▸ RECORDS SUPPLIED
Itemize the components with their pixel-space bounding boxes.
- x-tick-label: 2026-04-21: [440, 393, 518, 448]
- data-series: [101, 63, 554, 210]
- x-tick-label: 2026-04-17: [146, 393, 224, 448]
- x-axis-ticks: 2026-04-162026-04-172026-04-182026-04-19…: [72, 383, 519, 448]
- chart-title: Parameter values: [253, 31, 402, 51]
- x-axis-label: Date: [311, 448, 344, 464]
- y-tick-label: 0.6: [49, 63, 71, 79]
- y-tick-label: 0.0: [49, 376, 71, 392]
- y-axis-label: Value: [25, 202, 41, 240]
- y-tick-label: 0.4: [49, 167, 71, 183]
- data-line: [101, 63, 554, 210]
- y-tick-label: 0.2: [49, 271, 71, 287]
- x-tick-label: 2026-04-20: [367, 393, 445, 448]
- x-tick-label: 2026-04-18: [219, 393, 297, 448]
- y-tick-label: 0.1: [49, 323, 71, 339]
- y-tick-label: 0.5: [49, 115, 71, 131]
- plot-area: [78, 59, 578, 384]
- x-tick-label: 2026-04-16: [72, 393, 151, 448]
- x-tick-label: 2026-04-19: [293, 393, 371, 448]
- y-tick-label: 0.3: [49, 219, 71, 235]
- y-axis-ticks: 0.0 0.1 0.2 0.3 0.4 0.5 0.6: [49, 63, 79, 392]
* * *
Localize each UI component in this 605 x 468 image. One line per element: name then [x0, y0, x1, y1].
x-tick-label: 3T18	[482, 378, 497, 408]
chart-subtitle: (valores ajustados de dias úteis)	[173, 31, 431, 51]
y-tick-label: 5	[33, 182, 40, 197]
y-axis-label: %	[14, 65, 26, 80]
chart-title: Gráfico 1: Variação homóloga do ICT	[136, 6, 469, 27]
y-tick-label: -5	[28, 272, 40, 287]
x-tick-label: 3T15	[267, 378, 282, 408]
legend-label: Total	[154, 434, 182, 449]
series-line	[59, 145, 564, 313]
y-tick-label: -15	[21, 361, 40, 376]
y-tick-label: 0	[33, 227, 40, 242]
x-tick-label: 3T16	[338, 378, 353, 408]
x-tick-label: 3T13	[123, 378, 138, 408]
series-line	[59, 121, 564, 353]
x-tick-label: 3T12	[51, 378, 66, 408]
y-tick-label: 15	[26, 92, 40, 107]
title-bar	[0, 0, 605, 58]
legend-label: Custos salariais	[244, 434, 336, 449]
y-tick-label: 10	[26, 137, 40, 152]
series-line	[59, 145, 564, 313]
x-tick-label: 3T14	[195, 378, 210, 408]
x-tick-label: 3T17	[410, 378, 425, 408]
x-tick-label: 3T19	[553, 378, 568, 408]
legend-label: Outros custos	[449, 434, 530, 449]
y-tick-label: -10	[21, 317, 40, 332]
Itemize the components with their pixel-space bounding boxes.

▸ REQUIREMENTS
Copy out, unchanged, everything from the line containing "Localize each UI" down to the line containing "378, 568, 408]", both of those lines included.

▸ WRITTEN ANSWER
Localize each UI component in this 605 x 468 image. One line per element: name then [x0, y0, x1, y1].
x-tick-label: 3T18	[482, 378, 497, 408]
chart-subtitle: (valores ajustados de dias úteis)	[173, 31, 431, 51]
y-tick-label: 5	[33, 182, 40, 197]
y-axis-label: %	[14, 65, 26, 80]
chart-title: Gráfico 1: Variação homóloga do ICT	[136, 6, 469, 27]
y-tick-label: -5	[28, 272, 40, 287]
x-tick-label: 3T15	[267, 378, 282, 408]
legend-label: Total	[154, 434, 182, 449]
series-line	[59, 145, 564, 313]
y-tick-label: -15	[21, 361, 40, 376]
y-tick-label: 0	[33, 227, 40, 242]
x-tick-label: 3T16	[338, 378, 353, 408]
x-tick-label: 3T13	[123, 378, 138, 408]
series-line	[59, 121, 564, 353]
x-tick-label: 3T12	[51, 378, 66, 408]
y-tick-label: 15	[26, 92, 40, 107]
title-bar	[0, 0, 605, 58]
legend-label: Custos salariais	[244, 434, 336, 449]
y-tick-label: 10	[26, 137, 40, 152]
series-line	[59, 145, 564, 313]
x-tick-label: 3T14	[195, 378, 210, 408]
x-tick-label: 3T17	[410, 378, 425, 408]
x-tick-label: 3T19	[553, 378, 568, 408]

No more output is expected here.